**WHAT THE EXERCISE ASKS**
Reproduce the listing word for word. Skip any image.

◇ ◇ ◇

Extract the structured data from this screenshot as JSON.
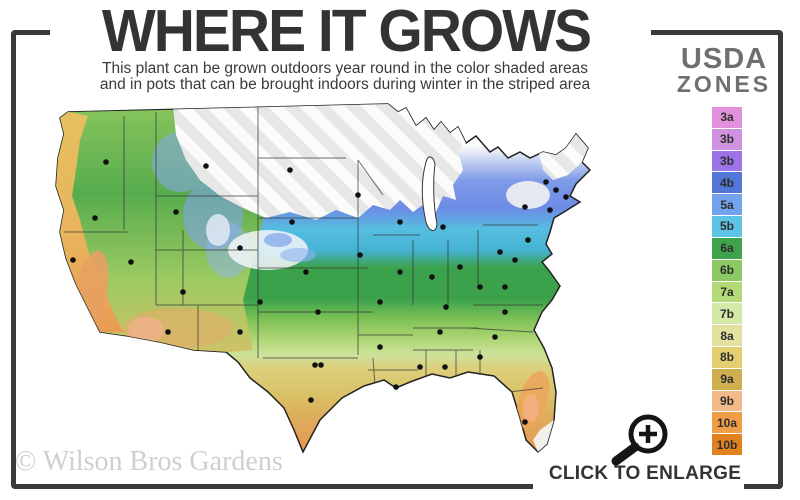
{
  "header": {
    "title": "WHERE IT GROWS",
    "subtitle_line1": "This plant can be grown outdoors year round in the color shaded areas",
    "subtitle_line2": "and in pots that can be brought indoors during winter in the striped area"
  },
  "legend": {
    "title_line1": "USDA",
    "title_line2": "ZONES",
    "zones": [
      {
        "label": "3a",
        "color": "#e292dc"
      },
      {
        "label": "3b",
        "color": "#d092e0"
      },
      {
        "label": "3b",
        "color": "#9d74e8"
      },
      {
        "label": "4b",
        "color": "#5277d8"
      },
      {
        "label": "5a",
        "color": "#74a3ee"
      },
      {
        "label": "5b",
        "color": "#5ec4e4"
      },
      {
        "label": "6a",
        "color": "#3fa34c"
      },
      {
        "label": "6b",
        "color": "#8cc863"
      },
      {
        "label": "7a",
        "color": "#b4d977"
      },
      {
        "label": "7b",
        "color": "#d4e8a8"
      },
      {
        "label": "8a",
        "color": "#e4e0a0"
      },
      {
        "label": "8b",
        "color": "#e3cf70"
      },
      {
        "label": "9a",
        "color": "#cfae4f"
      },
      {
        "label": "9b",
        "color": "#f2b98a"
      },
      {
        "label": "10a",
        "color": "#ef9e47"
      },
      {
        "label": "10b",
        "color": "#e2811f"
      }
    ]
  },
  "footer": {
    "watermark": "© Wilson Bros Gardens",
    "cta_label": "CLICK TO ENLARGE"
  },
  "colors": {
    "frame": "#3a3a3a",
    "title_text": "#333333",
    "legend_title_text": "#6f6f6f",
    "watermark_text": "#cfcfcf"
  }
}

◇ ◇ ◇

**FINISHED TASK**
Extract the structured data from this screenshot as JSON.
{
  "header": {
    "title": "WHERE IT GROWS",
    "subtitle_line1": "This plant can be grown outdoors year round in the color shaded areas",
    "subtitle_line2": "and in pots that can be brought indoors during winter in the striped area"
  },
  "legend": {
    "title_line1": "USDA",
    "title_line2": "ZONES",
    "zones": [
      {
        "label": "3a",
        "color": "#e292dc"
      },
      {
        "label": "3b",
        "color": "#d092e0"
      },
      {
        "label": "3b",
        "color": "#9d74e8"
      },
      {
        "label": "4b",
        "color": "#5277d8"
      },
      {
        "label": "5a",
        "color": "#74a3ee"
      },
      {
        "label": "5b",
        "color": "#5ec4e4"
      },
      {
        "label": "6a",
        "color": "#3fa34c"
      },
      {
        "label": "6b",
        "color": "#8cc863"
      },
      {
        "label": "7a",
        "color": "#b4d977"
      },
      {
        "label": "7b",
        "color": "#d4e8a8"
      },
      {
        "label": "8a",
        "color": "#e4e0a0"
      },
      {
        "label": "8b",
        "color": "#e3cf70"
      },
      {
        "label": "9a",
        "color": "#cfae4f"
      },
      {
        "label": "9b",
        "color": "#f2b98a"
      },
      {
        "label": "10a",
        "color": "#ef9e47"
      },
      {
        "label": "10b",
        "color": "#e2811f"
      }
    ]
  },
  "footer": {
    "watermark": "© Wilson Bros Gardens",
    "cta_label": "CLICK TO ENLARGE"
  },
  "colors": {
    "frame": "#3a3a3a",
    "title_text": "#333333",
    "legend_title_text": "#6f6f6f",
    "watermark_text": "#cfcfcf"
  }
}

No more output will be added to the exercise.